==== Exercise materials ====

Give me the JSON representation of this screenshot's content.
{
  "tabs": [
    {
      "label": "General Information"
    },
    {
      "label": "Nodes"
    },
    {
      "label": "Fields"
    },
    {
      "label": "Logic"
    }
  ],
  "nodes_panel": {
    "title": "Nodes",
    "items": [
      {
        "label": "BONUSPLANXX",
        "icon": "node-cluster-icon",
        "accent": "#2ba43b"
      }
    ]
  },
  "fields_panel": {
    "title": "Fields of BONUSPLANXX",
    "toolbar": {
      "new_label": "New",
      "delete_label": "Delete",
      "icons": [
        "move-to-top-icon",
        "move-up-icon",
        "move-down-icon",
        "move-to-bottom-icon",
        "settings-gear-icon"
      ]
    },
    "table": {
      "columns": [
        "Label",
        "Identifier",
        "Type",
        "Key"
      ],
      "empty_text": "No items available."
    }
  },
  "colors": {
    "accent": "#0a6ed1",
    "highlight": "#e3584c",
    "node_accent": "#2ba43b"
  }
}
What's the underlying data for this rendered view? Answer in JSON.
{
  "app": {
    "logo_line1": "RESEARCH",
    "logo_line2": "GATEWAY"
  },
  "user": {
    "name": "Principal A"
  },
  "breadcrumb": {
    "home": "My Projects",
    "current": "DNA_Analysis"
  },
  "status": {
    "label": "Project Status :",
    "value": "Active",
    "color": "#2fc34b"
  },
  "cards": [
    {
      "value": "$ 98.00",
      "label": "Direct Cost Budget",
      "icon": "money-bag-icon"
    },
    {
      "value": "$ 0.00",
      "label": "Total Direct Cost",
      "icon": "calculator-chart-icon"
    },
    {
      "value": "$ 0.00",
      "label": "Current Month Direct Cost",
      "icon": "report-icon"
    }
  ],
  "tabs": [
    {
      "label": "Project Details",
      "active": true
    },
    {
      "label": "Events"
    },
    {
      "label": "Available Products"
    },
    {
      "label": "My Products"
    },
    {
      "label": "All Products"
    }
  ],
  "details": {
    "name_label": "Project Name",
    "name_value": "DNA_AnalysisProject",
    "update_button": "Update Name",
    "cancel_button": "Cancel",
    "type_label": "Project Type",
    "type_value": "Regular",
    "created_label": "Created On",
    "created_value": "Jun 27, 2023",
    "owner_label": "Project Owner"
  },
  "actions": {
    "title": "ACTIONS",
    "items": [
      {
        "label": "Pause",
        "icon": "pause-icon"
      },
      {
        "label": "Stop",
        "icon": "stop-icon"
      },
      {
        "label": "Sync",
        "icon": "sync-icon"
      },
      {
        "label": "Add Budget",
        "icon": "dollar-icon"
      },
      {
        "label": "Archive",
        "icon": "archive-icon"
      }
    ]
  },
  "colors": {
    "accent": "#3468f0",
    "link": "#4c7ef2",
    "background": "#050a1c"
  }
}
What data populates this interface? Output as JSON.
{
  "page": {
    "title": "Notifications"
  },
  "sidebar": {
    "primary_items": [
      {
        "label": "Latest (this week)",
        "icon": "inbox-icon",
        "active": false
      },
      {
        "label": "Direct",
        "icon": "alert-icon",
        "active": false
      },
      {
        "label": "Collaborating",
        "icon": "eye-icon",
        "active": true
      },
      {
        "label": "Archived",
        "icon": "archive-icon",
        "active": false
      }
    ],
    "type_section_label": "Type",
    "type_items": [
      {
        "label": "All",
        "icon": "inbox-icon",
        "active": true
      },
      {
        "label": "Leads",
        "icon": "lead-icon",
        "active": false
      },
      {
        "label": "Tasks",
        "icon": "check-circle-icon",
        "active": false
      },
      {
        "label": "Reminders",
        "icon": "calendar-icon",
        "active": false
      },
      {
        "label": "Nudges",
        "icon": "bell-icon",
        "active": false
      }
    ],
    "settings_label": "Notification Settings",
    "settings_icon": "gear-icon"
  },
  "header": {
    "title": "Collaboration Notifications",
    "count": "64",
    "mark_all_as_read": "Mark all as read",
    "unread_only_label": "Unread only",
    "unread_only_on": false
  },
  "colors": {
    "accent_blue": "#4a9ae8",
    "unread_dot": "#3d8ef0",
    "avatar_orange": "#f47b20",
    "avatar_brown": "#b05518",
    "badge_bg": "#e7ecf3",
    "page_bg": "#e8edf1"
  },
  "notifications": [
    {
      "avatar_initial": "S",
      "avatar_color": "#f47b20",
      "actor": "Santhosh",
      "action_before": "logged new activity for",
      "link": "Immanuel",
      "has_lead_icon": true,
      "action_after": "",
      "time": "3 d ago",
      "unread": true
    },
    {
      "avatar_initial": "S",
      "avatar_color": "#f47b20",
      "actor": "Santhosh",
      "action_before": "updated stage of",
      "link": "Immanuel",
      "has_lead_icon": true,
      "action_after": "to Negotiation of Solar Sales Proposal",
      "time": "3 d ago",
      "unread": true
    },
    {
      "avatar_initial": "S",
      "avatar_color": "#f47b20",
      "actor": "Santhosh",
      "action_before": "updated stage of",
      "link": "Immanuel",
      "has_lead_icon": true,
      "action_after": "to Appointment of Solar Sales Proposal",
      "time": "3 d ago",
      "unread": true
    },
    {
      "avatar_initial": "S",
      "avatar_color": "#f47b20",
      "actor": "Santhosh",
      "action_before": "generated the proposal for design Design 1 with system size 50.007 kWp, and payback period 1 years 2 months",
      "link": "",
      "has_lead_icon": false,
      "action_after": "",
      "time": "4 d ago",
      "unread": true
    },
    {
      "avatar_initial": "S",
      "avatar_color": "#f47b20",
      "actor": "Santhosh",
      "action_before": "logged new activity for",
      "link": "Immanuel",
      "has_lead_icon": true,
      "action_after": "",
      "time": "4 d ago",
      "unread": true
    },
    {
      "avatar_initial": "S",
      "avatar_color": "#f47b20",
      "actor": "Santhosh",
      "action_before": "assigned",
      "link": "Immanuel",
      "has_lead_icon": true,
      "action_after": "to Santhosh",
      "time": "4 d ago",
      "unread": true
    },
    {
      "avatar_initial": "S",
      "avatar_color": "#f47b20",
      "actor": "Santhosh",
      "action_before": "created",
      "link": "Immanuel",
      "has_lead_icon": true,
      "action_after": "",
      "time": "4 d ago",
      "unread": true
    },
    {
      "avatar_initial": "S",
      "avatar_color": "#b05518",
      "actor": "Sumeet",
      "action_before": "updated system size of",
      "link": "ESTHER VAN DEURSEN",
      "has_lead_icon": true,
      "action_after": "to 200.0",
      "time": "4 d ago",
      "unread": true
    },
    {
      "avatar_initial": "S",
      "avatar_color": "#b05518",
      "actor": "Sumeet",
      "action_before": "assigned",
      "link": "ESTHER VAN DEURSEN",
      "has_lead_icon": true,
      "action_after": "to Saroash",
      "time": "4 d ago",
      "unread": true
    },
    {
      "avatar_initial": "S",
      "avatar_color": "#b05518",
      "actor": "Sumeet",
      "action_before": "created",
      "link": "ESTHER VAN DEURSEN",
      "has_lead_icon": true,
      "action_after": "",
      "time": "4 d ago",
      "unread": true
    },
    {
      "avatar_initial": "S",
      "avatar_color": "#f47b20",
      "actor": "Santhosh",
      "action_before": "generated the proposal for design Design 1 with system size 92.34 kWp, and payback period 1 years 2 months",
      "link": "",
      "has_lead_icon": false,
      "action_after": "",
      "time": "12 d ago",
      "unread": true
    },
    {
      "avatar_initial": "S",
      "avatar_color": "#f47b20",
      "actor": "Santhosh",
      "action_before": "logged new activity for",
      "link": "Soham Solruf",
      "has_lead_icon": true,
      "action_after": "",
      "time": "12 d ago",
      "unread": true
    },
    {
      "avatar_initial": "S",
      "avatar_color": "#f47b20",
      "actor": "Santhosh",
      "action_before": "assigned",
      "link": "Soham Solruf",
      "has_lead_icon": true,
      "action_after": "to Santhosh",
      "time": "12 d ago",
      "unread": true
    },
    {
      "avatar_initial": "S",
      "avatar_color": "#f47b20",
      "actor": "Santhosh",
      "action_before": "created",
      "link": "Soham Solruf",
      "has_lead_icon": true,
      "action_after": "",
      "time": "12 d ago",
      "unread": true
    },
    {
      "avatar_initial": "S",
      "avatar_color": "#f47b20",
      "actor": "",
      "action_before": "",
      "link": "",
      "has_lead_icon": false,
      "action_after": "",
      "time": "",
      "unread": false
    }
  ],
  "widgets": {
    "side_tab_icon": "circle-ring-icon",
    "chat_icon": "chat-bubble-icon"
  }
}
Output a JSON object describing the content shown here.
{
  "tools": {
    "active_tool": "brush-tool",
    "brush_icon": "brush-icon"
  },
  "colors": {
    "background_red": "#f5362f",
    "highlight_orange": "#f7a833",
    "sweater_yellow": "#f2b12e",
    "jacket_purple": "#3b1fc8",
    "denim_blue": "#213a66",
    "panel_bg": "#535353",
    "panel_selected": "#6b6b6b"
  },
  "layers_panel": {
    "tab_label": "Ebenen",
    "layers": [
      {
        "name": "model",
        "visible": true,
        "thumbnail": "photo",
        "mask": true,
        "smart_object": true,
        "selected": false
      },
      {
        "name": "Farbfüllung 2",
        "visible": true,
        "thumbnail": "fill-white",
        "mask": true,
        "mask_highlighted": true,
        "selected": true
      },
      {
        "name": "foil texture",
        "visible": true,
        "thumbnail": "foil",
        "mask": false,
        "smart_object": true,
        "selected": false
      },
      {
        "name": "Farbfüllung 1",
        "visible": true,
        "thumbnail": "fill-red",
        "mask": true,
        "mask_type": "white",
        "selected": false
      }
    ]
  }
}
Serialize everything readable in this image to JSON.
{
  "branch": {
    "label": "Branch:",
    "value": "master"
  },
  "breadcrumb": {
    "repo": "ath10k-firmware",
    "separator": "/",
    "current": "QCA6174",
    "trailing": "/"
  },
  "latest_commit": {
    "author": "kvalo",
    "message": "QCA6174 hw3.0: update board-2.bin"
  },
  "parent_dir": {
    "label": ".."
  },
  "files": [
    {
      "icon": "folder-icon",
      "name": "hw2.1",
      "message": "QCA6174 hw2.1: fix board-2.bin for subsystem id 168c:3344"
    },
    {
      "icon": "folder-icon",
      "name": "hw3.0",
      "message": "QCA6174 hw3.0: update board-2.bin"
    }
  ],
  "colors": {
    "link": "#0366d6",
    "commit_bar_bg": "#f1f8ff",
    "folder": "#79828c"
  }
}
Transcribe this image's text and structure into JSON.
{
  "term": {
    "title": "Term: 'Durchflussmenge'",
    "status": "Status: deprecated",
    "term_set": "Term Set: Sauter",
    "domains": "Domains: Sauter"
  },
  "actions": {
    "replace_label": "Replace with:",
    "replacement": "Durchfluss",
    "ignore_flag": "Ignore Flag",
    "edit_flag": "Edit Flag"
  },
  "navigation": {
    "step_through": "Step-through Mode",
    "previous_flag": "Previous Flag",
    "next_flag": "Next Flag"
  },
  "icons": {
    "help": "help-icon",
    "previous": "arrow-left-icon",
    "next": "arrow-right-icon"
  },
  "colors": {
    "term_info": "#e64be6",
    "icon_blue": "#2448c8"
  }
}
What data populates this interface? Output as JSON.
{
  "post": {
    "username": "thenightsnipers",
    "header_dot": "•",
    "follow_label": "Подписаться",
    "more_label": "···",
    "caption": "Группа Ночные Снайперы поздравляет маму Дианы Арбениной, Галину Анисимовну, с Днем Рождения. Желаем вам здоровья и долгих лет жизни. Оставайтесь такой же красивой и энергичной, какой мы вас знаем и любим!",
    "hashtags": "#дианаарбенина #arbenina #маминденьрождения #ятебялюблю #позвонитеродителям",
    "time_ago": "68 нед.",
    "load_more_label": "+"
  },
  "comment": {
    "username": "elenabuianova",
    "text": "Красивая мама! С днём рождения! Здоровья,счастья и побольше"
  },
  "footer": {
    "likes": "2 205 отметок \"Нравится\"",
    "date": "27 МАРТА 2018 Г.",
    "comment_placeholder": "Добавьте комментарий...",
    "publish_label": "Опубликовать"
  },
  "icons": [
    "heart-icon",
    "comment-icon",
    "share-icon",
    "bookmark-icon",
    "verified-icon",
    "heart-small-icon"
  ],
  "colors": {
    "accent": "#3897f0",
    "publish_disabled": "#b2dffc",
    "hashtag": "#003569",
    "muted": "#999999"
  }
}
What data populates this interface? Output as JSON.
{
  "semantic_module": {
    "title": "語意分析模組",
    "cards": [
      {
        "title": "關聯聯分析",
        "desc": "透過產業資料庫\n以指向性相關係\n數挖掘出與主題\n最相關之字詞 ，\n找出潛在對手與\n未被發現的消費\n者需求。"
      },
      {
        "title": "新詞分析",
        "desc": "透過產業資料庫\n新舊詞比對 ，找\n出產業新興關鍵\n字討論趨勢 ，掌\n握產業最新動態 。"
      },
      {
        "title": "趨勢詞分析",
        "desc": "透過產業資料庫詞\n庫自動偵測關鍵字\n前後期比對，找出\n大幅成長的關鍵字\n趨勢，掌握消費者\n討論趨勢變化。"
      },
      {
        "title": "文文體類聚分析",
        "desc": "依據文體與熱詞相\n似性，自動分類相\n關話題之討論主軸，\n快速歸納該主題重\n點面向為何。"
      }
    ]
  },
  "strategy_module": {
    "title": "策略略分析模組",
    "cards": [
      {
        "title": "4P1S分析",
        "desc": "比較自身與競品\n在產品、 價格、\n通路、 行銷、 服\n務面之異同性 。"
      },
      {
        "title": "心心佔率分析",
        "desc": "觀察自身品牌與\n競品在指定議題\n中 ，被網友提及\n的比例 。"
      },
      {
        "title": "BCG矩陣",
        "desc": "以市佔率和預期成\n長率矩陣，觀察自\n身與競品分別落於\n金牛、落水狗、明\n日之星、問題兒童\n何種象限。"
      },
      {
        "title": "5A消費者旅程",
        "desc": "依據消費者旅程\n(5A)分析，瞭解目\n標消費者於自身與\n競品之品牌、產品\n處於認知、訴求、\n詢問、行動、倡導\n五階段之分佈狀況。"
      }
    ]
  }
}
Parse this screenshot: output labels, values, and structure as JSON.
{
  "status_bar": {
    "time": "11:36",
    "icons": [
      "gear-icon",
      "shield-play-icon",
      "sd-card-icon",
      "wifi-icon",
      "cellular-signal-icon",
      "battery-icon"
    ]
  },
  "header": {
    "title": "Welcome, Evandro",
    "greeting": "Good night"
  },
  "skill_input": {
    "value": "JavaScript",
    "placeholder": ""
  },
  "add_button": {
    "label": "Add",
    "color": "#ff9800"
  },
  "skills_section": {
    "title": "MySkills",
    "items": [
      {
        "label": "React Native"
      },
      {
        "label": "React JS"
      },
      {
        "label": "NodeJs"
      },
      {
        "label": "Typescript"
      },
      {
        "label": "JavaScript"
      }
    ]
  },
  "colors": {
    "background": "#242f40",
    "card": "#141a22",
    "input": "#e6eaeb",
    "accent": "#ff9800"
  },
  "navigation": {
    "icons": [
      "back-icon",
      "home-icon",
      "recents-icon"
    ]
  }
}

====

_The task_:
Pull out each line of the entries that contains "BONUSPLANXX".

_Exercise solution_:
        "label": "BONUSPLANXX",
    "title": "Fields of BONUSPLANXX",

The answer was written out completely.